# TASK REQUIREMENTS:
Transcribe the records in full, keeping every character as it is.

# RECORDS FOR PROCESSING:

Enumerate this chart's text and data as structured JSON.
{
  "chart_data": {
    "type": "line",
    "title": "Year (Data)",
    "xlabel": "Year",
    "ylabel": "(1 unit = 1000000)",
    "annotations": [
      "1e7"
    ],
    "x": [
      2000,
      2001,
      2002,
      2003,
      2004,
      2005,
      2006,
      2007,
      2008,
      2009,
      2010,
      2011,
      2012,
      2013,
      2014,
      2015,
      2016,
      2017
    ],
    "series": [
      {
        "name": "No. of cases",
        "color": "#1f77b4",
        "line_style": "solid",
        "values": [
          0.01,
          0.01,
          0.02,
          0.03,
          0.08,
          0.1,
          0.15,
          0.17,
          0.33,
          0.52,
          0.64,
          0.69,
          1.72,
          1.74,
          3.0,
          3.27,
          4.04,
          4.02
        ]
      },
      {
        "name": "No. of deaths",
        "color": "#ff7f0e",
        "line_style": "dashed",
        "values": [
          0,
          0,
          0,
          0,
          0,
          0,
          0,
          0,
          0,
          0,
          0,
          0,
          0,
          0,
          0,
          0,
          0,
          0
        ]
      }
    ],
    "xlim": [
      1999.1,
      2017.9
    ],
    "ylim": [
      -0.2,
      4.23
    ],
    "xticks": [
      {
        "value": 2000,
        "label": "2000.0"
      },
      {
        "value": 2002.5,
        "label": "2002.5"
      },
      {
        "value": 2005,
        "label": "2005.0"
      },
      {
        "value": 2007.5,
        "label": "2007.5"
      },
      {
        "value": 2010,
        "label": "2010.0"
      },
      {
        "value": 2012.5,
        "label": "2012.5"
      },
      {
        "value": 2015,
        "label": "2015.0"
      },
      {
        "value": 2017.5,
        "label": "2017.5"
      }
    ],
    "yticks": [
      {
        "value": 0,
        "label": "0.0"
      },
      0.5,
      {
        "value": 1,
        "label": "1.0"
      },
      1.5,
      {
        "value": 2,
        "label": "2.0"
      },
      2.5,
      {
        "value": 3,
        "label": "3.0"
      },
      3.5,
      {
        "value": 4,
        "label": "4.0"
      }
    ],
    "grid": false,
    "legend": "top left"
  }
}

# RESPONSE TO THE TASK:
Enumerate this chart's text and data as structured JSON.
{
  "chart_data": {
    "type": "line",
    "title": "Year (Data)",
    "xlabel": "Year",
    "ylabel": "(1 unit = 1000000)",
    "annotations": [
      "1e7"
    ],
    "x": [
      2000,
      2001,
      2002,
      2003,
      2004,
      2005,
      2006,
      2007,
      2008,
      2009,
      2010,
      2011,
      2012,
      2013,
      2014,
      2015,
      2016,
      2017
    ],
    "series": [
      {
        "name": "No. of cases",
        "color": "#1f77b4",
        "line_style": "solid",
        "values": [
          0.01,
          0.01,
          0.02,
          0.03,
          0.08,
          0.1,
          0.15,
          0.17,
          0.33,
          0.52,
          0.64,
          0.69,
          1.72,
          1.74,
          3.0,
          3.27,
          4.04,
          4.02
        ]
      },
      {
        "name": "No. of deaths",
        "color": "#ff7f0e",
        "line_style": "dashed",
        "values": [
          0,
          0,
          0,
          0,
          0,
          0,
          0,
          0,
          0,
          0,
          0,
          0,
          0,
          0,
          0,
          0,
          0,
          0
        ]
      }
    ],
    "xlim": [
      1999.1,
      2017.9
    ],
    "ylim": [
      -0.2,
      4.23
    ],
    "xticks": [
      {
        "value": 2000,
        "label": "2000.0"
      },
      {
        "value": 2002.5,
        "label": "2002.5"
      },
      {
        "value": 2005,
        "label": "2005.0"
      },
      {
        "value": 2007.5,
        "label": "2007.5"
      },
      {
        "value": 2010,
        "label": "2010.0"
      },
      {
        "value": 2012.5,
        "label": "2012.5"
      },
      {
        "value": 2015,
        "label": "2015.0"
      },
      {
        "value": 2017.5,
        "label": "2017.5"
      }
    ],
    "yticks": [
      {
        "value": 0,
        "label": "0.0"
      },
      0.5,
      {
        "value": 1,
        "label": "1.0"
      },
      1.5,
      {
        "value": 2,
        "label": "2.0"
      },
      2.5,
      {
        "value": 3,
        "label": "3.0"
      },
      3.5,
      {
        "value": 4,
        "label": "4.0"
      }
    ],
    "grid": false,
    "legend": "top left"
  }
}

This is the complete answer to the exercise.